* **Provided records**
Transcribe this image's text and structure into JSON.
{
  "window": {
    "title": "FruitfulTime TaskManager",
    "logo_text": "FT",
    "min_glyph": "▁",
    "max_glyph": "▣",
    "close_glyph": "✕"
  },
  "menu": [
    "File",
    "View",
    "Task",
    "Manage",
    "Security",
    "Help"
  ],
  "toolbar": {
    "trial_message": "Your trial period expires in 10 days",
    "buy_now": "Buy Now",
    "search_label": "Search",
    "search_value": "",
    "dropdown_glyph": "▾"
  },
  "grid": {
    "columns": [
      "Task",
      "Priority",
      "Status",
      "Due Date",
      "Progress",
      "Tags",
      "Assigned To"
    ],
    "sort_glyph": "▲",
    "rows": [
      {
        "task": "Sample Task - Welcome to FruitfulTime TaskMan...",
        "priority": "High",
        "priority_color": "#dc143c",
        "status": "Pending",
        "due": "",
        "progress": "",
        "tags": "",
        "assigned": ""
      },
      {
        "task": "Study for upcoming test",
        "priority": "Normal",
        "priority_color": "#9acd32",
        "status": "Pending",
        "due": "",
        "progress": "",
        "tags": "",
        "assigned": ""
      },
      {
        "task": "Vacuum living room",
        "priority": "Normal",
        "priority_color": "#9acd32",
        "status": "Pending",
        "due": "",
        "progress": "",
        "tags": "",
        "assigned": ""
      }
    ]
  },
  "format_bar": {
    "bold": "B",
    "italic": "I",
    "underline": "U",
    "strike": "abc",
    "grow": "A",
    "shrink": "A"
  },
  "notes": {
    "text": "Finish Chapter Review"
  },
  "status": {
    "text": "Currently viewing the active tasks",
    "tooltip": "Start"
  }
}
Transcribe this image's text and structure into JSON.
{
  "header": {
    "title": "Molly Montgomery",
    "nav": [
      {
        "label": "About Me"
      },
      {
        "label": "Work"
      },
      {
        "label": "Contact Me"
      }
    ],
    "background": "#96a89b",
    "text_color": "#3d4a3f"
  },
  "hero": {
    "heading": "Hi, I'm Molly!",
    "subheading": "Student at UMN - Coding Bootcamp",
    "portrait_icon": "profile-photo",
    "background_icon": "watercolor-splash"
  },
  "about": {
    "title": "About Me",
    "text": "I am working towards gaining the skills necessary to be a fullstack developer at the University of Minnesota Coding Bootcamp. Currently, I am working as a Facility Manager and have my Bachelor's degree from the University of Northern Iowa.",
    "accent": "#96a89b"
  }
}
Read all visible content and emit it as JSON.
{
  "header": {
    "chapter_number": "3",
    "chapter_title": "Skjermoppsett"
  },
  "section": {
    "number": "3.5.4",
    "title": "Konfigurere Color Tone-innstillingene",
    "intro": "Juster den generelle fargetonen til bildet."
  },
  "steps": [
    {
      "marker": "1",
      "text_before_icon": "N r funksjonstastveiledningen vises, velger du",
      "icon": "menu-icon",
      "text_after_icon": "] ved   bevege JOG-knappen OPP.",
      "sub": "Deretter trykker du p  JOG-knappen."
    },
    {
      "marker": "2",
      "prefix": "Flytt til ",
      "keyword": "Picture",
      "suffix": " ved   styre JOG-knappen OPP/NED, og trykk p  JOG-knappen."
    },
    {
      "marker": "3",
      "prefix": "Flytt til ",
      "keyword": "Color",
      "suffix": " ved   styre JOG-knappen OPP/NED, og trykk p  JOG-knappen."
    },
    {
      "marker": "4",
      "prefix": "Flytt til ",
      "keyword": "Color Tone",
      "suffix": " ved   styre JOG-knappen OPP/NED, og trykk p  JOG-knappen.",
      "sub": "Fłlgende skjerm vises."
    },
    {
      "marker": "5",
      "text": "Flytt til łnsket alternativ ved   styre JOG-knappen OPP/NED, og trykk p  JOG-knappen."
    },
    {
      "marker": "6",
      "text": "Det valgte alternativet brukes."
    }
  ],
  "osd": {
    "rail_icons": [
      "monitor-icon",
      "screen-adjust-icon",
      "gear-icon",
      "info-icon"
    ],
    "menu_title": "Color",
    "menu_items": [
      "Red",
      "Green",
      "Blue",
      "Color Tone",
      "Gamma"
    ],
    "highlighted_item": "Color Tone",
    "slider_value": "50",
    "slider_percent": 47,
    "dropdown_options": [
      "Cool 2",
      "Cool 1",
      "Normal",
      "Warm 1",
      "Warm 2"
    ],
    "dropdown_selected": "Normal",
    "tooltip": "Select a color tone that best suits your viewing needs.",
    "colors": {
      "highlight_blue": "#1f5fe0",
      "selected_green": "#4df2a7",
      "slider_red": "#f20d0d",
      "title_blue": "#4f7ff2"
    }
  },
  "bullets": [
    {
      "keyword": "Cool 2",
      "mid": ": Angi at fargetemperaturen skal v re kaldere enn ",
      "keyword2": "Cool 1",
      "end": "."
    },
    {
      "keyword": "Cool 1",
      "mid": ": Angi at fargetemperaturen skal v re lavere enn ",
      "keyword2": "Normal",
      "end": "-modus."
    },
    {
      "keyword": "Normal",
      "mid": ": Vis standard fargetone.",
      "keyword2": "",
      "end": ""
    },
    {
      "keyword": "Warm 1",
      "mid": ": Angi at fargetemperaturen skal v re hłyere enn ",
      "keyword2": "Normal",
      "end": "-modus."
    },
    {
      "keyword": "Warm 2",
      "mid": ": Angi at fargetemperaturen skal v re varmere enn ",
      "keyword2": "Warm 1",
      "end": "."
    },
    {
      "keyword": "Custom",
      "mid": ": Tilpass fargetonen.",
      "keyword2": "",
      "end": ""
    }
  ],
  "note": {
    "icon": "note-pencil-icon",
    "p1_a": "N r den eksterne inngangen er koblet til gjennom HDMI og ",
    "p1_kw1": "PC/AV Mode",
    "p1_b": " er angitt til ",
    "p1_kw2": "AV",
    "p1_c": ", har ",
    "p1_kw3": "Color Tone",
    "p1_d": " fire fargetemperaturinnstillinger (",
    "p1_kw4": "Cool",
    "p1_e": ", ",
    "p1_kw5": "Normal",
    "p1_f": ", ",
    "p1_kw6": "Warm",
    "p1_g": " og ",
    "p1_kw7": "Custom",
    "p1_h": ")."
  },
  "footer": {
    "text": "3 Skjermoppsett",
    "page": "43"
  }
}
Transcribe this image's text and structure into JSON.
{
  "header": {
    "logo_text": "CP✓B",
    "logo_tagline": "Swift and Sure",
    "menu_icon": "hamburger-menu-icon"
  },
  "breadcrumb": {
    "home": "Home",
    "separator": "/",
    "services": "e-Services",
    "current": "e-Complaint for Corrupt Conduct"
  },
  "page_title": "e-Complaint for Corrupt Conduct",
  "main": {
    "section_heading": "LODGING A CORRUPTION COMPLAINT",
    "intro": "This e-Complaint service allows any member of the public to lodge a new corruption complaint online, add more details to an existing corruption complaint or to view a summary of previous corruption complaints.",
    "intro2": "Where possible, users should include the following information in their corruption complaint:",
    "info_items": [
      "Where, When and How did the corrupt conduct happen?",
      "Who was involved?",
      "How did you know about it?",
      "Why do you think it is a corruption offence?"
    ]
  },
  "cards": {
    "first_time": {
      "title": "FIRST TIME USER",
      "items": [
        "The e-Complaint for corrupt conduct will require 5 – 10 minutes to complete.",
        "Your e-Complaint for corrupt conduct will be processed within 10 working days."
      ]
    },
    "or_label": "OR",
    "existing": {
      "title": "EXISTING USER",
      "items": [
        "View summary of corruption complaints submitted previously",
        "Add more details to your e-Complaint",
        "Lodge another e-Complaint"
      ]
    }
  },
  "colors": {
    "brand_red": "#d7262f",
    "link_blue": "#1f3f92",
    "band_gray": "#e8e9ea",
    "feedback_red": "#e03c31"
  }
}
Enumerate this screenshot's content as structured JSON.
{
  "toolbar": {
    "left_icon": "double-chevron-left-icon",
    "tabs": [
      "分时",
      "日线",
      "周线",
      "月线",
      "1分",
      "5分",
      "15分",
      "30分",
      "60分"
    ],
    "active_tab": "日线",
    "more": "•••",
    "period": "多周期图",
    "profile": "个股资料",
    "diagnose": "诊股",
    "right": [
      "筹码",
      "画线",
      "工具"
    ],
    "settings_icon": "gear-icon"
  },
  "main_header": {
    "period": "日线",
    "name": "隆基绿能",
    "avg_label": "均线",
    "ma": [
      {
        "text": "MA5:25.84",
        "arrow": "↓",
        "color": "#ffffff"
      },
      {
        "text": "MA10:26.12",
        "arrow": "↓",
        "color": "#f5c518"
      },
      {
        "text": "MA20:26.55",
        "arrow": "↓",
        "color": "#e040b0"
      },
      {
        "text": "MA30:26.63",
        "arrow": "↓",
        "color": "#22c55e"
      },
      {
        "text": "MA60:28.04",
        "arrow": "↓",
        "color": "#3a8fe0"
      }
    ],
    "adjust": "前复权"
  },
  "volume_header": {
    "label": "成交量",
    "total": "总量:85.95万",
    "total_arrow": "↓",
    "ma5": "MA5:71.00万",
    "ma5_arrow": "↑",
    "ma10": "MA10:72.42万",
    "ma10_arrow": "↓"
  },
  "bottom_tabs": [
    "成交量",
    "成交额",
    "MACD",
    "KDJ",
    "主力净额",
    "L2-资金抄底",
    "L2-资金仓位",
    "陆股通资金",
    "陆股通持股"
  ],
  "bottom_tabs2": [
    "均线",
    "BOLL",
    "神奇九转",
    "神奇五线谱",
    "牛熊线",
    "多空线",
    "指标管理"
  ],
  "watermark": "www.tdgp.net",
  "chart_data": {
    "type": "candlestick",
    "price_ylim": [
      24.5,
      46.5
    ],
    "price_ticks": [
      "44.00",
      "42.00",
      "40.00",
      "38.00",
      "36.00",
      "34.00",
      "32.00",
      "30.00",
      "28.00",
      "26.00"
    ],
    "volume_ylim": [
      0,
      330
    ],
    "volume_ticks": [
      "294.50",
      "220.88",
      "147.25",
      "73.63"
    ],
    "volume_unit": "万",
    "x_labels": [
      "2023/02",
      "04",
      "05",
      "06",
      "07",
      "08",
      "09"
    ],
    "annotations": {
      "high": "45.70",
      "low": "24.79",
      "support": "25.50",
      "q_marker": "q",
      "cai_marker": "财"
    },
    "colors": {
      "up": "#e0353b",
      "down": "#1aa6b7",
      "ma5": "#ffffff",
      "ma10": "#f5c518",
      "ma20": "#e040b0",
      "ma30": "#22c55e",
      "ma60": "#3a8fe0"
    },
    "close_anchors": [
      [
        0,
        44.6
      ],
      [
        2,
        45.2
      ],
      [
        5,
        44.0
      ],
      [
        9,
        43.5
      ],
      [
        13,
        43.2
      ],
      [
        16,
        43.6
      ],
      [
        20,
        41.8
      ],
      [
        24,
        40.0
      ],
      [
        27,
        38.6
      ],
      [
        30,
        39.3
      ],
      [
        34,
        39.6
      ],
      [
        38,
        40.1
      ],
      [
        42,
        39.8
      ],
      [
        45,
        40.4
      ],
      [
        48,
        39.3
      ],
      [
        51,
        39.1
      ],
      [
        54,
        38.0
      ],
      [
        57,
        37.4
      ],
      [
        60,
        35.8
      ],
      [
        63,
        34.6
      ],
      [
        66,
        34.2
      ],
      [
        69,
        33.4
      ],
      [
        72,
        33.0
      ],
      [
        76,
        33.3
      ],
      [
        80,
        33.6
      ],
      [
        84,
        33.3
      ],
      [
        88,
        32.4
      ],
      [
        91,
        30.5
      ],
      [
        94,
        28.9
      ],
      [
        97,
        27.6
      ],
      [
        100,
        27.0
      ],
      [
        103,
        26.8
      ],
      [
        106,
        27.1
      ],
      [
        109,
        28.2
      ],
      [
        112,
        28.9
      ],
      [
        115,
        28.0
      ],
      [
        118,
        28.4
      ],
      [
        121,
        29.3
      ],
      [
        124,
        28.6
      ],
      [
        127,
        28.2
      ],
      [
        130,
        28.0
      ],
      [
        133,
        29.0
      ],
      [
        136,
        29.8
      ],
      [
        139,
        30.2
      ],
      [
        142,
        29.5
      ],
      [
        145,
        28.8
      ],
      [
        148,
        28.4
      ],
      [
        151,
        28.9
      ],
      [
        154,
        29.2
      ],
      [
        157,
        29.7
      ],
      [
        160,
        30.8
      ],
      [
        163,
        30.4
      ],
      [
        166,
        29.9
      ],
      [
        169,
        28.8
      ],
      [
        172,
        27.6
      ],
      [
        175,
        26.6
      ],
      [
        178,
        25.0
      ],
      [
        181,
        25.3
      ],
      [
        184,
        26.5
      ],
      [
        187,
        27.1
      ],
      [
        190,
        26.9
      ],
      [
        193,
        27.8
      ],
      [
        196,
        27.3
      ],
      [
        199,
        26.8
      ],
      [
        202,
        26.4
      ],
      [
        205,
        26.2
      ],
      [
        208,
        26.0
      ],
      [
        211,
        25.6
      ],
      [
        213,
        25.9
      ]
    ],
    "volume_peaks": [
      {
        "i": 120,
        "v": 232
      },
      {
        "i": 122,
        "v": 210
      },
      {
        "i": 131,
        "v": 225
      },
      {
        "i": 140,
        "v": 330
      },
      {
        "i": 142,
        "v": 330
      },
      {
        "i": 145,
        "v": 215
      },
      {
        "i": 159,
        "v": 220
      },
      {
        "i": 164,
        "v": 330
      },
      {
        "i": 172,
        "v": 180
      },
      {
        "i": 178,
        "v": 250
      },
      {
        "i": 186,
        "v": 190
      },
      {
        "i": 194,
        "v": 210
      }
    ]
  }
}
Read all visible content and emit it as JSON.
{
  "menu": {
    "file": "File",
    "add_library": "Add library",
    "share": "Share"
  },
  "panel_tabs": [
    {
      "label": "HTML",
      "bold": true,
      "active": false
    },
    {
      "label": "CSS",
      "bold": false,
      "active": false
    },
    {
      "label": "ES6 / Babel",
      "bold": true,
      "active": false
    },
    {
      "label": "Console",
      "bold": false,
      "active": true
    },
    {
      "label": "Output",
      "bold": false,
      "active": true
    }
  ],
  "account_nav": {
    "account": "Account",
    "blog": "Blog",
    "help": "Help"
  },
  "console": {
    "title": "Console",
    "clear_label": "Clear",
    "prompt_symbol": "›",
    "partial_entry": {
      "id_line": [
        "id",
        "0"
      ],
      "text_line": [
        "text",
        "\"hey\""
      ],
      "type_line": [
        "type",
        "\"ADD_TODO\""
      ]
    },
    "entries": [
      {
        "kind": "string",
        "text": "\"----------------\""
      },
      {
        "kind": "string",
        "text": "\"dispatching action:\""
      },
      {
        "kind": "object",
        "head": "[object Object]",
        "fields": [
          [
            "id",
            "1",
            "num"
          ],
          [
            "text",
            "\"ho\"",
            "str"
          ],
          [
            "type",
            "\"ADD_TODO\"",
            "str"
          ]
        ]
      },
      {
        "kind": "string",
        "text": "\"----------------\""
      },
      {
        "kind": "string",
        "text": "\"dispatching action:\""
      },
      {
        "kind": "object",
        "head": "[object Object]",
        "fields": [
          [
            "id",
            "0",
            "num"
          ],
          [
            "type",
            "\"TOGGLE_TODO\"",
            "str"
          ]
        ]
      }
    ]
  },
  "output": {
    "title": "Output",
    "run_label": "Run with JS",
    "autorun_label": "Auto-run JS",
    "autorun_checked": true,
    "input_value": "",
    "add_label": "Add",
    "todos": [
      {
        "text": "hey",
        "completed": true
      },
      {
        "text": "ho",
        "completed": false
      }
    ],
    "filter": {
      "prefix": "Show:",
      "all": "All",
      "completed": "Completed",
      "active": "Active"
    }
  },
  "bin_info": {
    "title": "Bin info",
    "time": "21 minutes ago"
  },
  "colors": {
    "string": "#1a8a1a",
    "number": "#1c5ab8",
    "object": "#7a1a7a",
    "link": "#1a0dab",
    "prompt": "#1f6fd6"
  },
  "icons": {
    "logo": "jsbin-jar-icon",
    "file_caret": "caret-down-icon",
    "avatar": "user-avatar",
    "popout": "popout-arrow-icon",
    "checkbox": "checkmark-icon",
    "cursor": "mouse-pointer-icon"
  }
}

* **Exercise task**
Gather every line containing the word "profile" and copy it.

* **Finished exercise**
    "portrait_icon": "profile-photo",
    "profile": "个股资料",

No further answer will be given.